Figure record extracts
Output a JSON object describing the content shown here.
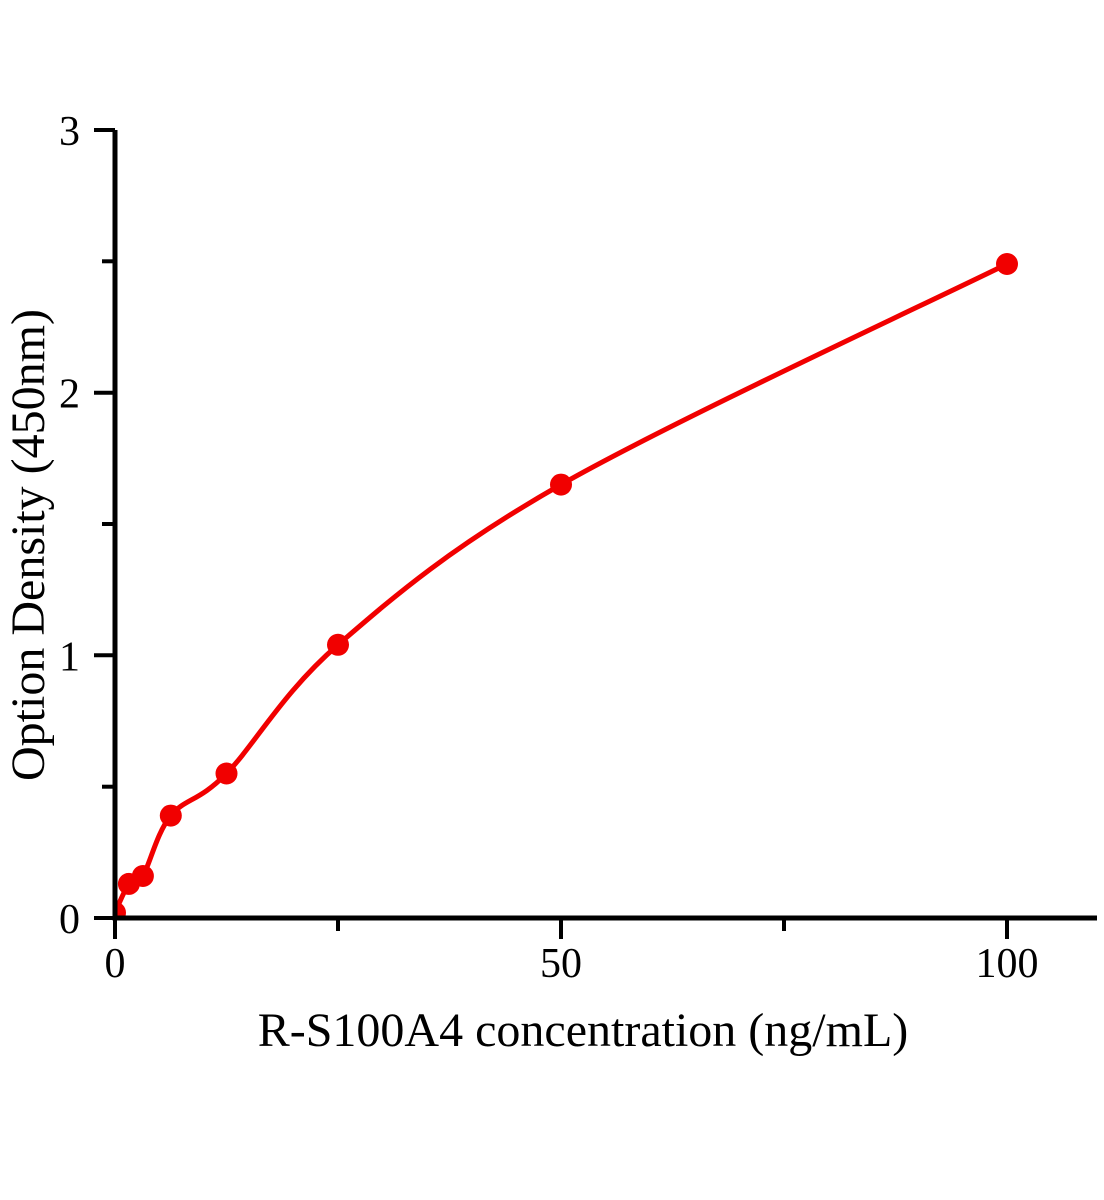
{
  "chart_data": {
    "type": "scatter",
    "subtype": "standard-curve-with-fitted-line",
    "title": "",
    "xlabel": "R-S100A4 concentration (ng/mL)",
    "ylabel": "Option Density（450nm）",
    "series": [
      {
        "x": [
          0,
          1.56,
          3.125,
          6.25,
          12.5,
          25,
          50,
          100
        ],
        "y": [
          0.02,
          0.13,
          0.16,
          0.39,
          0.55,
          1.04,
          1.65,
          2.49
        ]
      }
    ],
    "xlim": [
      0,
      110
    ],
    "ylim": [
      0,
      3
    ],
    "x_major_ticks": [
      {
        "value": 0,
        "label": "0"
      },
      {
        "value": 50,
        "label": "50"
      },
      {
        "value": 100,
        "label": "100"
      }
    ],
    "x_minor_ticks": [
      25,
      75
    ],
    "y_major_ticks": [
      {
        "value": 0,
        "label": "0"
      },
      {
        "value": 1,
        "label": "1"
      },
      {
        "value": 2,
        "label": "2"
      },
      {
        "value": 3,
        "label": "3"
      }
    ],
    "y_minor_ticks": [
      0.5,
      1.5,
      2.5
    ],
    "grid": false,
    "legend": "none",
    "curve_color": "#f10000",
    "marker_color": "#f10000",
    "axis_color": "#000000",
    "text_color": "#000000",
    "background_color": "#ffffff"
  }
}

EXERCISE DESCRIPTION: Among the lines of the data, identify those with the word "value". Copy each of them.

FULL OUTPUT:
        "value": 0,
        "value": 50,
        "value": 100,
        "value": 0,
        "value": 1,
        "value": 2,
        "value": 3,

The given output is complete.